All the data must come back unchanged, except that pictures are left out.

-- -- --

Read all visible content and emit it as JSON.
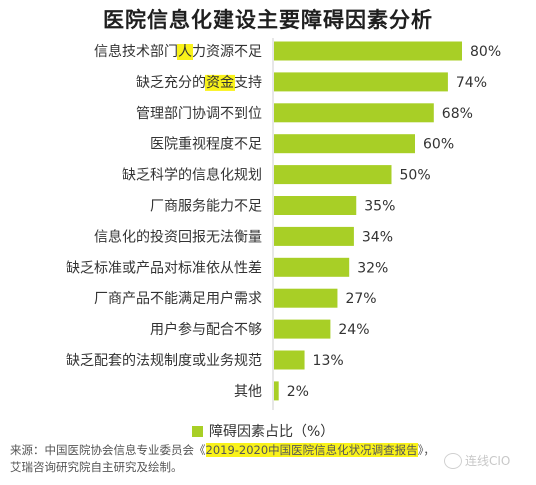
{
  "title": "医院信息化建设主要障碍因素分析",
  "chart_data": {
    "type": "bar",
    "orientation": "horizontal",
    "color": "#a8cf26",
    "categories": [
      "信息技术部门人力资源不足",
      "缺乏充分的资金支持",
      "管理部门协调不到位",
      "医院重视程度不足",
      "缺乏科学的信息化规划",
      "厂商服务能力不足",
      "信息化的投资回报无法衡量",
      "缺乏标准或产品对标准依从性差",
      "厂商产品不能满足用户需求",
      "用户参与配合不够",
      "缺乏配套的法规制度或业务规范",
      "其他"
    ],
    "values": [
      80,
      74,
      68,
      60,
      50,
      35,
      34,
      32,
      27,
      24,
      13,
      2
    ],
    "value_labels": [
      "80%",
      "74%",
      "68%",
      "60%",
      "50%",
      "35%",
      "34%",
      "32%",
      "27%",
      "24%",
      "13%",
      "2%"
    ],
    "highlights": [
      {
        "category_index": 0,
        "text": "人"
      },
      {
        "category_index": 1,
        "text": "资金"
      }
    ],
    "legend": "障碍因素占比（%）",
    "legend_position": "bottom",
    "grid": false
  },
  "source": {
    "prefix": "来源：中国医院协会信息专业委员会《",
    "highlight": "2019-2020中国医院信息化状况调查报告",
    "suffix": "》，艾瑞咨询研究院自主研究及绘制。"
  },
  "watermark": "连线CIO"
}
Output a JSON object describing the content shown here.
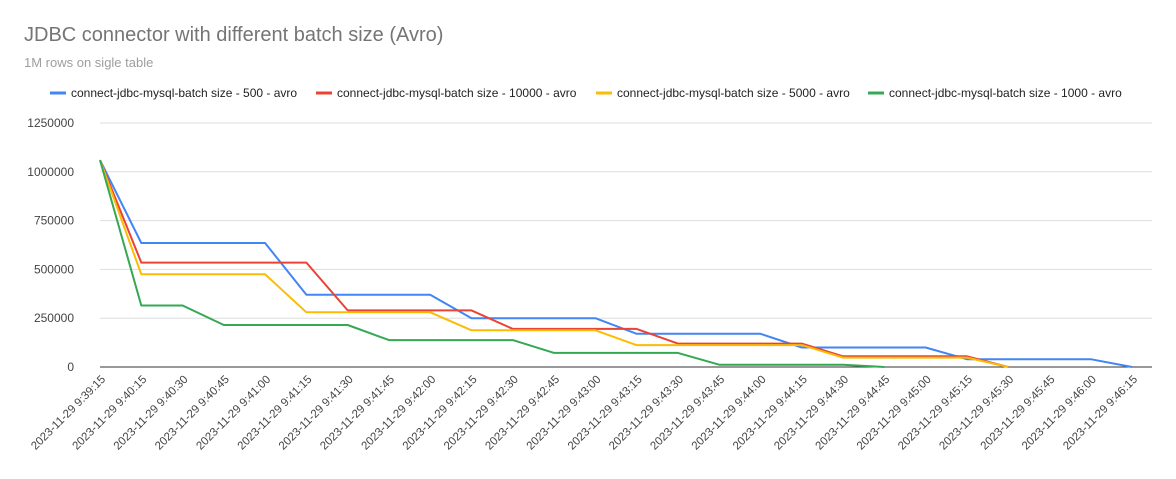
{
  "chart_data": {
    "type": "line",
    "title": "JDBC connector with different batch size (Avro)",
    "subtitle": "1M rows on sigle table",
    "xlabel": "",
    "ylabel": "",
    "ylim": [
      0,
      1250000
    ],
    "y_ticks": [
      "0",
      "250000",
      "500000",
      "750000",
      "1000000",
      "1250000"
    ],
    "grid": true,
    "legend_position": "top",
    "x": [
      "2023-11-29 9:39:15",
      "2023-11-29 9:40:15",
      "2023-11-29 9:40:30",
      "2023-11-29 9:40:45",
      "2023-11-29 9:41:00",
      "2023-11-29 9:41:15",
      "2023-11-29 9:41:30",
      "2023-11-29 9:41:45",
      "2023-11-29 9:42:00",
      "2023-11-29 9:42:15",
      "2023-11-29 9:42:30",
      "2023-11-29 9:42:45",
      "2023-11-29 9:43:00",
      "2023-11-29 9:43:15",
      "2023-11-29 9:43:30",
      "2023-11-29 9:43:45",
      "2023-11-29 9:44:00",
      "2023-11-29 9:44:15",
      "2023-11-29 9:44:30",
      "2023-11-29 9:44:45",
      "2023-11-29 9:45:00",
      "2023-11-29 9:45:15",
      "2023-11-29 9:45:30",
      "2023-11-29 9:45:45",
      "2023-11-29 9:46:00",
      "2023-11-29 9:46:15"
    ],
    "series": [
      {
        "name": "connect-jdbc-mysql-batch size - 500 - avro",
        "color": "#4285f4",
        "values": [
          1060000,
          635000,
          635000,
          635000,
          635000,
          370000,
          370000,
          370000,
          370000,
          250000,
          250000,
          250000,
          250000,
          170000,
          170000,
          170000,
          170000,
          100000,
          100000,
          100000,
          100000,
          40000,
          40000,
          40000,
          40000,
          0
        ]
      },
      {
        "name": "connect-jdbc-mysql-batch size - 10000 - avro",
        "color": "#ea4335",
        "values": [
          1060000,
          535000,
          535000,
          535000,
          535000,
          535000,
          290000,
          290000,
          290000,
          290000,
          195000,
          195000,
          195000,
          195000,
          120000,
          120000,
          120000,
          120000,
          55000,
          55000,
          55000,
          55000,
          0,
          null,
          null,
          null
        ]
      },
      {
        "name": "connect-jdbc-mysql-batch size - 5000 - avro",
        "color": "#fbbc04",
        "values": [
          1060000,
          475000,
          475000,
          475000,
          475000,
          280000,
          280000,
          280000,
          280000,
          188000,
          188000,
          188000,
          188000,
          112000,
          112000,
          112000,
          112000,
          112000,
          48000,
          48000,
          48000,
          48000,
          0,
          null,
          null,
          null
        ]
      },
      {
        "name": "connect-jdbc-mysql-batch size - 1000 - avro",
        "color": "#34a853",
        "values": [
          1060000,
          315000,
          315000,
          215000,
          215000,
          215000,
          215000,
          138000,
          138000,
          138000,
          138000,
          72000,
          72000,
          72000,
          72000,
          12000,
          12000,
          12000,
          12000,
          0,
          null,
          null,
          null,
          null,
          null,
          null
        ]
      }
    ]
  }
}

-- -- --

(EXERCISE RESULT)
Read all visible content and emit it as JSON.
{
  "title": "医院信息化建设主要障碍因素分析",
  "chart_data": {
    "type": "bar",
    "orientation": "horizontal",
    "color": "#a8cf26",
    "categories": [
      "信息技术部门人力资源不足",
      "缺乏充分的资金支持",
      "管理部门协调不到位",
      "医院重视程度不足",
      "缺乏科学的信息化规划",
      "厂商服务能力不足",
      "信息化的投资回报无法衡量",
      "缺乏标准或产品对标准依从性差",
      "厂商产品不能满足用户需求",
      "用户参与配合不够",
      "缺乏配套的法规制度或业务规范",
      "其他"
    ],
    "values": [
      80,
      74,
      68,
      60,
      50,
      35,
      34,
      32,
      27,
      24,
      13,
      2
    ],
    "value_labels": [
      "80%",
      "74%",
      "68%",
      "60%",
      "50%",
      "35%",
      "34%",
      "32%",
      "27%",
      "24%",
      "13%",
      "2%"
    ],
    "highlights": [
      {
        "category_index": 0,
        "text": "人"
      },
      {
        "category_index": 1,
        "text": "资金"
      }
    ],
    "legend": "障碍因素占比（%）",
    "legend_position": "bottom",
    "grid": false
  },
  "source": {
    "prefix": "来源：中国医院协会信息专业委员会《",
    "highlight": "2019-2020中国医院信息化状况调查报告",
    "suffix": "》，艾瑞咨询研究院自主研究及绘制。"
  },
  "watermark": "连线CIO"
}
Output a JSON object describing the content shown here.
{
  "chart_data": {
    "type": "line",
    "title": "JDBC connector with different batch size (Avro)",
    "subtitle": "1M rows on sigle table",
    "xlabel": "",
    "ylabel": "",
    "ylim": [
      0,
      1250000
    ],
    "y_ticks": [
      "0",
      "250000",
      "500000",
      "750000",
      "1000000",
      "1250000"
    ],
    "grid": true,
    "legend_position": "top",
    "x": [
      "2023-11-29 9:39:15",
      "2023-11-29 9:40:15",
      "2023-11-29 9:40:30",
      "2023-11-29 9:40:45",
      "2023-11-29 9:41:00",
      "2023-11-29 9:41:15",
      "2023-11-29 9:41:30",
      "2023-11-29 9:41:45",
      "2023-11-29 9:42:00",
      "2023-11-29 9:42:15",
      "2023-11-29 9:42:30",
      "2023-11-29 9:42:45",
      "2023-11-29 9:43:00",
      "2023-11-29 9:43:15",
      "2023-11-29 9:43:30",
      "2023-11-29 9:43:45",
      "2023-11-29 9:44:00",
      "2023-11-29 9:44:15",
      "2023-11-29 9:44:30",
      "2023-11-29 9:44:45",
      "2023-11-29 9:45:00",
      "2023-11-29 9:45:15",
      "2023-11-29 9:45:30",
      "2023-11-29 9:45:45",
      "2023-11-29 9:46:00",
      "2023-11-29 9:46:15"
    ],
    "series": [
      {
        "name": "connect-jdbc-mysql-batch size - 500 - avro",
        "color": "#4285f4",
        "values": [
          1060000,
          635000,
          635000,
          635000,
          635000,
          370000,
          370000,
          370000,
          370000,
          250000,
          250000,
          250000,
          250000,
          170000,
          170000,
          170000,
          170000,
          100000,
          100000,
          100000,
          100000,
          40000,
          40000,
          40000,
          40000,
          0
        ]
      },
      {
        "name": "connect-jdbc-mysql-batch size - 10000 - avro",
        "color": "#ea4335",
        "values": [
          1060000,
          535000,
          535000,
          535000,
          535000,
          535000,
          290000,
          290000,
          290000,
          290000,
          195000,
          195000,
          195000,
          195000,
          120000,
          120000,
          120000,
          120000,
          55000,
          55000,
          55000,
          55000,
          0,
          null,
          null,
          null
        ]
      },
      {
        "name": "connect-jdbc-mysql-batch size - 5000 - avro",
        "color": "#fbbc04",
        "values": [
          1060000,
          475000,
          475000,
          475000,
          475000,
          280000,
          280000,
          280000,
          280000,
          188000,
          188000,
          188000,
          188000,
          112000,
          112000,
          112000,
          112000,
          112000,
          48000,
          48000,
          48000,
          48000,
          0,
          null,
          null,
          null
        ]
      },
      {
        "name": "connect-jdbc-mysql-batch size - 1000 - avro",
        "color": "#34a853",
        "values": [
          1060000,
          315000,
          315000,
          215000,
          215000,
          215000,
          215000,
          138000,
          138000,
          138000,
          138000,
          72000,
          72000,
          72000,
          72000,
          12000,
          12000,
          12000,
          12000,
          0,
          null,
          null,
          null,
          null,
          null,
          null
        ]
      }
    ]
  }
}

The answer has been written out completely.